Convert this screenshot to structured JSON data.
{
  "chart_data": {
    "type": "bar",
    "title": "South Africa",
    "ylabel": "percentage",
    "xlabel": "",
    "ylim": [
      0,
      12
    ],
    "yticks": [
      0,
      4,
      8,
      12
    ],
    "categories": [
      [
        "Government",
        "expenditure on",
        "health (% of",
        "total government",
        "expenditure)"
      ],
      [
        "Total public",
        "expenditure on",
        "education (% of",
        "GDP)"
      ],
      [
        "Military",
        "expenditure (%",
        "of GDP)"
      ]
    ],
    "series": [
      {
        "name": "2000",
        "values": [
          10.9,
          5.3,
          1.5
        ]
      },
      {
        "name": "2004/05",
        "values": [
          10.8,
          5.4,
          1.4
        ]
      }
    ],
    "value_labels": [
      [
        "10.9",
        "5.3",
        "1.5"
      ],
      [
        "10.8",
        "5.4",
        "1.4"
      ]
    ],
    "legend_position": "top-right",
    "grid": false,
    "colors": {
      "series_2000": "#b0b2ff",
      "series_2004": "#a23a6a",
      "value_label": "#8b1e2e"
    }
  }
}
********************
Stated exercise: Restate each record exactly as written.

Solution to this task:
Convert this screenshot to structured JSON data.
{
  "chart_data": {
    "type": "bar",
    "title": "South Africa",
    "ylabel": "percentage",
    "xlabel": "",
    "ylim": [
      0,
      12
    ],
    "yticks": [
      0,
      4,
      8,
      12
    ],
    "categories": [
      [
        "Government",
        "expenditure on",
        "health (% of",
        "total government",
        "expenditure)"
      ],
      [
        "Total public",
        "expenditure on",
        "education (% of",
        "GDP)"
      ],
      [
        "Military",
        "expenditure (%",
        "of GDP)"
      ]
    ],
    "series": [
      {
        "name": "2000",
        "values": [
          10.9,
          5.3,
          1.5
        ]
      },
      {
        "name": "2004/05",
        "values": [
          10.8,
          5.4,
          1.4
        ]
      }
    ],
    "value_labels": [
      [
        "10.9",
        "5.3",
        "1.5"
      ],
      [
        "10.8",
        "5.4",
        "1.4"
      ]
    ],
    "legend_position": "top-right",
    "grid": false,
    "colors": {
      "series_2000": "#b0b2ff",
      "series_2004": "#a23a6a",
      "value_label": "#8b1e2e"
    }
  }
}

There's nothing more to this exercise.